> GIVEN INSTRUCTION
The complete listing should be restated exactly.

> Dataset items
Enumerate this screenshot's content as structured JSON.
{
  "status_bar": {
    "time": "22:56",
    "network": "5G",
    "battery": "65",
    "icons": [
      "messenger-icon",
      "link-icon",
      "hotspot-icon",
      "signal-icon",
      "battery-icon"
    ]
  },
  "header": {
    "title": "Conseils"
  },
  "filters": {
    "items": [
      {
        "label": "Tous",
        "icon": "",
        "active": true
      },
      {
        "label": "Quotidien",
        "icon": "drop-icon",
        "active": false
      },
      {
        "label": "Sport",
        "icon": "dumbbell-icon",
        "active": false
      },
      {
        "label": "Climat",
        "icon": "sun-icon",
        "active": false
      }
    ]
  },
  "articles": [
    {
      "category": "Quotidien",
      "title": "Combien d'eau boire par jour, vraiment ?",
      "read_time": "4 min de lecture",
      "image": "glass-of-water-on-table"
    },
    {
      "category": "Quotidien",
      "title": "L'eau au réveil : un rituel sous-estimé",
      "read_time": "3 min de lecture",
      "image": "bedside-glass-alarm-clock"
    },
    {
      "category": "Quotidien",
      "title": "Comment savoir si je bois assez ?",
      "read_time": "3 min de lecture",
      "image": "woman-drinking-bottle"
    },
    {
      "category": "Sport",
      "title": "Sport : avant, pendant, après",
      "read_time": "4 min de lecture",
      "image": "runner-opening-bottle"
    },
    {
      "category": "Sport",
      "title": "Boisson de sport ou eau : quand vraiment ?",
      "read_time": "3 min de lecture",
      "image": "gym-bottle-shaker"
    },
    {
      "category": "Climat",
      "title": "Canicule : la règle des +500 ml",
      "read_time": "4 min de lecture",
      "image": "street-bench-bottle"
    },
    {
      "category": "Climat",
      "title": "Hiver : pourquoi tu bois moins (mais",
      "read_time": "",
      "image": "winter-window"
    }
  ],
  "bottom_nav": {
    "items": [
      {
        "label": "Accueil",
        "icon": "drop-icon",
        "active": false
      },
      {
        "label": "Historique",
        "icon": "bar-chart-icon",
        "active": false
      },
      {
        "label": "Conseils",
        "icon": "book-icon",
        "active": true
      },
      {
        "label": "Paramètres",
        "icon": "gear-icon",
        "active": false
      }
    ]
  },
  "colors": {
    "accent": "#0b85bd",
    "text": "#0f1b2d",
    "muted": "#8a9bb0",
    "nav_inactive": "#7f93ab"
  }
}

> SOLUTION FOR THIS PROBLEM
Enumerate this screenshot's content as structured JSON.
{
  "status_bar": {
    "time": "22:56",
    "network": "5G",
    "battery": "65",
    "icons": [
      "messenger-icon",
      "link-icon",
      "hotspot-icon",
      "signal-icon",
      "battery-icon"
    ]
  },
  "header": {
    "title": "Conseils"
  },
  "filters": {
    "items": [
      {
        "label": "Tous",
        "icon": "",
        "active": true
      },
      {
        "label": "Quotidien",
        "icon": "drop-icon",
        "active": false
      },
      {
        "label": "Sport",
        "icon": "dumbbell-icon",
        "active": false
      },
      {
        "label": "Climat",
        "icon": "sun-icon",
        "active": false
      }
    ]
  },
  "articles": [
    {
      "category": "Quotidien",
      "title": "Combien d'eau boire par jour, vraiment ?",
      "read_time": "4 min de lecture",
      "image": "glass-of-water-on-table"
    },
    {
      "category": "Quotidien",
      "title": "L'eau au réveil : un rituel sous-estimé",
      "read_time": "3 min de lecture",
      "image": "bedside-glass-alarm-clock"
    },
    {
      "category": "Quotidien",
      "title": "Comment savoir si je bois assez ?",
      "read_time": "3 min de lecture",
      "image": "woman-drinking-bottle"
    },
    {
      "category": "Sport",
      "title": "Sport : avant, pendant, après",
      "read_time": "4 min de lecture",
      "image": "runner-opening-bottle"
    },
    {
      "category": "Sport",
      "title": "Boisson de sport ou eau : quand vraiment ?",
      "read_time": "3 min de lecture",
      "image": "gym-bottle-shaker"
    },
    {
      "category": "Climat",
      "title": "Canicule : la règle des +500 ml",
      "read_time": "4 min de lecture",
      "image": "street-bench-bottle"
    },
    {
      "category": "Climat",
      "title": "Hiver : pourquoi tu bois moins (mais",
      "read_time": "",
      "image": "winter-window"
    }
  ],
  "bottom_nav": {
    "items": [
      {
        "label": "Accueil",
        "icon": "drop-icon",
        "active": false
      },
      {
        "label": "Historique",
        "icon": "bar-chart-icon",
        "active": false
      },
      {
        "label": "Conseils",
        "icon": "book-icon",
        "active": true
      },
      {
        "label": "Paramètres",
        "icon": "gear-icon",
        "active": false
      }
    ]
  },
  "colors": {
    "accent": "#0b85bd",
    "text": "#0f1b2d",
    "muted": "#8a9bb0",
    "nav_inactive": "#7f93ab"
  }
}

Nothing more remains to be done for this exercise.